Wherever a line in the data below holds "Hughes", copy that line.
◇ ◇ ◇ ◇
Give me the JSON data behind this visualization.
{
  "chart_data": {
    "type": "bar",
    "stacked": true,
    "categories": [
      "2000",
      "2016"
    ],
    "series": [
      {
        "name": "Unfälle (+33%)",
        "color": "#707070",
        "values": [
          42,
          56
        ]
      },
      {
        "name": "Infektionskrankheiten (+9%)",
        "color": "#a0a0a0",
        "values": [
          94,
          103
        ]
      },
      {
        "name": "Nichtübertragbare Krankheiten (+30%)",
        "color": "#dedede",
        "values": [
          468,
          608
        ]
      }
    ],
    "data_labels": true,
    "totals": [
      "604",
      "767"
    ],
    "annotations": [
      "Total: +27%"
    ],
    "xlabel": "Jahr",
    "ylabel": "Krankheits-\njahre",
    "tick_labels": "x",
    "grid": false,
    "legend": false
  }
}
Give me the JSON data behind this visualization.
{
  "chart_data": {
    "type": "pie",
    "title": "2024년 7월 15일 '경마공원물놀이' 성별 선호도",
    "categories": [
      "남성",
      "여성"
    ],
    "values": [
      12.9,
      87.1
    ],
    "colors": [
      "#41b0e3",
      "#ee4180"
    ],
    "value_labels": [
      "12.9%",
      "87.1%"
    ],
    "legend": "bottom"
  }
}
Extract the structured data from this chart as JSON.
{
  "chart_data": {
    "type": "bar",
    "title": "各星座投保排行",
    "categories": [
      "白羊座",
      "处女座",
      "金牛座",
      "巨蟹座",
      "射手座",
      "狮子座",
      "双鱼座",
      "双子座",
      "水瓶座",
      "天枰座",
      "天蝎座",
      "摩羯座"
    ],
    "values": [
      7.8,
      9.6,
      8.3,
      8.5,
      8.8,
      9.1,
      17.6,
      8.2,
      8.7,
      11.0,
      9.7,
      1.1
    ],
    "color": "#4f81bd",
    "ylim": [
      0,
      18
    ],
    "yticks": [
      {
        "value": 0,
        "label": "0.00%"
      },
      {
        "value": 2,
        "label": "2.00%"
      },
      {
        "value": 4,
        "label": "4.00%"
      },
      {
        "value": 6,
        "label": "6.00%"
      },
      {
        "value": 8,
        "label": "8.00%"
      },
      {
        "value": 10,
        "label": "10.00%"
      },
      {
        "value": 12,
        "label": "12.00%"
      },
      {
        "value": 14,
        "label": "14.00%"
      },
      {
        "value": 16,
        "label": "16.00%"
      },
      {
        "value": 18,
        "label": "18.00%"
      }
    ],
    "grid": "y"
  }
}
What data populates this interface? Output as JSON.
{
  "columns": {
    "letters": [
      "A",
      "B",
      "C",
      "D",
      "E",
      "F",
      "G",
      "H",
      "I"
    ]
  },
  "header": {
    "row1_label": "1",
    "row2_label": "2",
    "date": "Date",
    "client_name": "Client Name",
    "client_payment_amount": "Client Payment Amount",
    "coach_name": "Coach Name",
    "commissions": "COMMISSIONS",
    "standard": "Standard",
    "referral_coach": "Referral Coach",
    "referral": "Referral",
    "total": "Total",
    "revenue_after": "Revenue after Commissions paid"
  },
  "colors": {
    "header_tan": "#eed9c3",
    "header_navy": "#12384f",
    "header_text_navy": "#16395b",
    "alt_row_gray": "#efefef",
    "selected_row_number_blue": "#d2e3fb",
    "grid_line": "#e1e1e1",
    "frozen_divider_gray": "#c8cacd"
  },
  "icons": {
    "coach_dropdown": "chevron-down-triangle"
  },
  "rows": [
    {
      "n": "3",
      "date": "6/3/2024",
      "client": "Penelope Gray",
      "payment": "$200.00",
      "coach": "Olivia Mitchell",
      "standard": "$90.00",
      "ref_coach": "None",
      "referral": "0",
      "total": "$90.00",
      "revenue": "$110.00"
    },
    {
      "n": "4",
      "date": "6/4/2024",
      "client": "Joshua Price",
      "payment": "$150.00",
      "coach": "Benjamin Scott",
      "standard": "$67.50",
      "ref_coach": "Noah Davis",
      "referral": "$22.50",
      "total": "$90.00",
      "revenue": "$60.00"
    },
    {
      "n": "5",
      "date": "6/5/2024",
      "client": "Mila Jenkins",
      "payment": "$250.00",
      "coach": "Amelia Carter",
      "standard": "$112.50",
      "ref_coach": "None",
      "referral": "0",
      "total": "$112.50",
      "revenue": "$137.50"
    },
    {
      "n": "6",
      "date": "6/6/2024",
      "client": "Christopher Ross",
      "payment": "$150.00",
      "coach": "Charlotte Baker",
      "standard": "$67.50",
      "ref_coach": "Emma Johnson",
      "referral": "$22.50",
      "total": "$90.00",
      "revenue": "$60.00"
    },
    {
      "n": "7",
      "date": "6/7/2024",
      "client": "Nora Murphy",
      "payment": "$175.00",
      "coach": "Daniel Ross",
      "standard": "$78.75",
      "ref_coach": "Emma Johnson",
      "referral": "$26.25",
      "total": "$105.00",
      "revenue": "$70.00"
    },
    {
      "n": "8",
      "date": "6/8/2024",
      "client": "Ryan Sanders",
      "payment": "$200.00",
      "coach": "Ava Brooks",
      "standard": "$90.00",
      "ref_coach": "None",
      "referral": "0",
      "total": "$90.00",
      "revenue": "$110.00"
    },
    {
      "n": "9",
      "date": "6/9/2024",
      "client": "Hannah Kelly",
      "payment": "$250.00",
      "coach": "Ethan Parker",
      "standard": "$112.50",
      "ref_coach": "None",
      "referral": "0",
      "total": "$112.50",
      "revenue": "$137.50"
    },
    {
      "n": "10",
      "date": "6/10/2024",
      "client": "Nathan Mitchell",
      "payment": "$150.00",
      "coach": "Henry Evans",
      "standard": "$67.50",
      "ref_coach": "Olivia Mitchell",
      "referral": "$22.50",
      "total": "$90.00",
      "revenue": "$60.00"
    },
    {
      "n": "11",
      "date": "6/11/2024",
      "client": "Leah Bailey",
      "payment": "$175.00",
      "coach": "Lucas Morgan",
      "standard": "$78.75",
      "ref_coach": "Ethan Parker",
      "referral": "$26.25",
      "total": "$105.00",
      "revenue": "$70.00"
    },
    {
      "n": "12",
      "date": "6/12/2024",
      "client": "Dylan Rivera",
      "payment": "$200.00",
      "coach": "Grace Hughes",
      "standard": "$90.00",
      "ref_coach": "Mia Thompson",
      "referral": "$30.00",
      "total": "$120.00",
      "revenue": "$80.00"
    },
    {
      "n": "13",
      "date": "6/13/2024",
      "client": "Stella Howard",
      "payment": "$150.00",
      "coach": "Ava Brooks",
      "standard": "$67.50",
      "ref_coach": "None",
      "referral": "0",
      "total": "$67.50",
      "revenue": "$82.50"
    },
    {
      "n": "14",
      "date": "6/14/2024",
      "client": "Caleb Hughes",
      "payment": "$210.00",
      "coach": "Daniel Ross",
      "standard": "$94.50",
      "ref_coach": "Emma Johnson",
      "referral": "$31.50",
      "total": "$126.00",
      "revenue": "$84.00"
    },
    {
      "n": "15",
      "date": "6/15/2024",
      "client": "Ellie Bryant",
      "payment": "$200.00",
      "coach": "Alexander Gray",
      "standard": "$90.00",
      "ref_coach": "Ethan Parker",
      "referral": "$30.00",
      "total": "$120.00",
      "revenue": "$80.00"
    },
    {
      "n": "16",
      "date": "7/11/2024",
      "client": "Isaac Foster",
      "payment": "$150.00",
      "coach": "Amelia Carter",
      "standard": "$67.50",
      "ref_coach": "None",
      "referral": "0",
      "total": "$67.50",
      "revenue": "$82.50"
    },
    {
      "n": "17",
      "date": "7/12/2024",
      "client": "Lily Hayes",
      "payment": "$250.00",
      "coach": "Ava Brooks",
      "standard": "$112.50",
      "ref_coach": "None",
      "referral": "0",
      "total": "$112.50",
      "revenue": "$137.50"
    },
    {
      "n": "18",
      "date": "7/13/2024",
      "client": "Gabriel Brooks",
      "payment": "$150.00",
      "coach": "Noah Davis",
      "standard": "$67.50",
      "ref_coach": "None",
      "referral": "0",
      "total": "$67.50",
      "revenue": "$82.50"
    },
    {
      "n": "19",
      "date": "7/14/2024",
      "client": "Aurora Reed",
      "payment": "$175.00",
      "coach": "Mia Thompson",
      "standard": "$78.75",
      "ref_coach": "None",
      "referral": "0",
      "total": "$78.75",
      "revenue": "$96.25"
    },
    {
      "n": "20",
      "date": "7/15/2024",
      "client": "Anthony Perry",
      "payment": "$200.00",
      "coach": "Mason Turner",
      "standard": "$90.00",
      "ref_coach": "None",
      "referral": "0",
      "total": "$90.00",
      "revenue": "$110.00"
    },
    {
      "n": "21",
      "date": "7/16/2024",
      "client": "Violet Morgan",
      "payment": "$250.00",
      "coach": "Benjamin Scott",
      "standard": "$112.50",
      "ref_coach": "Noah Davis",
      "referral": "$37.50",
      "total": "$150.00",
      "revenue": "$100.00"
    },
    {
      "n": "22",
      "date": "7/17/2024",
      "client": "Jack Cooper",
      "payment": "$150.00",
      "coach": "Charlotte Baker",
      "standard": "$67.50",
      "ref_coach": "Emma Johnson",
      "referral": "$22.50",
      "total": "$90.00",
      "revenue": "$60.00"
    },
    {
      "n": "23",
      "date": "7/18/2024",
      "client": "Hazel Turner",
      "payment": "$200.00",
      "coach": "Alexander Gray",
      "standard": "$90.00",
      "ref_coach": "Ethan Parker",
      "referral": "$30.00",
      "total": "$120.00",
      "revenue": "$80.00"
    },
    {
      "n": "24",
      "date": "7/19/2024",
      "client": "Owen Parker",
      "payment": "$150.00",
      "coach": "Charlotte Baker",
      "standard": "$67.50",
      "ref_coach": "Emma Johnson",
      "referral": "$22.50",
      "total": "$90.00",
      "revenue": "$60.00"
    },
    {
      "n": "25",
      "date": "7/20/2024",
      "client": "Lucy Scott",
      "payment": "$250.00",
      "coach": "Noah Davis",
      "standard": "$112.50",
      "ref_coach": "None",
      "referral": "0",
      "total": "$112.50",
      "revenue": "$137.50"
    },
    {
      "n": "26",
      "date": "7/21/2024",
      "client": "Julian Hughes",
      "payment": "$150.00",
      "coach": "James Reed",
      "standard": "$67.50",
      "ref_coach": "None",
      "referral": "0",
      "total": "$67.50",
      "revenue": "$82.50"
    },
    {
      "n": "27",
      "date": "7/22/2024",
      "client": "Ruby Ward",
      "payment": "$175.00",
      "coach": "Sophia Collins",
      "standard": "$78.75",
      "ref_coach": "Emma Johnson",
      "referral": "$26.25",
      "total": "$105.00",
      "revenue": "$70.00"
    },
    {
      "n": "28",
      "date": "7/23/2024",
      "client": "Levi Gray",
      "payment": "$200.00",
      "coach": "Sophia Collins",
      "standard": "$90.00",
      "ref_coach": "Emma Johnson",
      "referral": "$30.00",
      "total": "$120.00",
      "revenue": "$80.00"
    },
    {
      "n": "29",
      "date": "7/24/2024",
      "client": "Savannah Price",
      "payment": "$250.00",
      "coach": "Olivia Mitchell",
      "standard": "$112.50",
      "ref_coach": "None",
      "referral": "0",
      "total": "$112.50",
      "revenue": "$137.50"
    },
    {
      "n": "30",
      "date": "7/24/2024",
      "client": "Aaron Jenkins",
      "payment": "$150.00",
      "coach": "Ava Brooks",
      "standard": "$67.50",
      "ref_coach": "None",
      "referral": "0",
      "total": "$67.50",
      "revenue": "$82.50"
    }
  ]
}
◇ ◇ ◇ ◇
§ Expected answer
      "coach": "Grace Hughes",
      "client": "Caleb Hughes",
      "client": "Julian Hughes",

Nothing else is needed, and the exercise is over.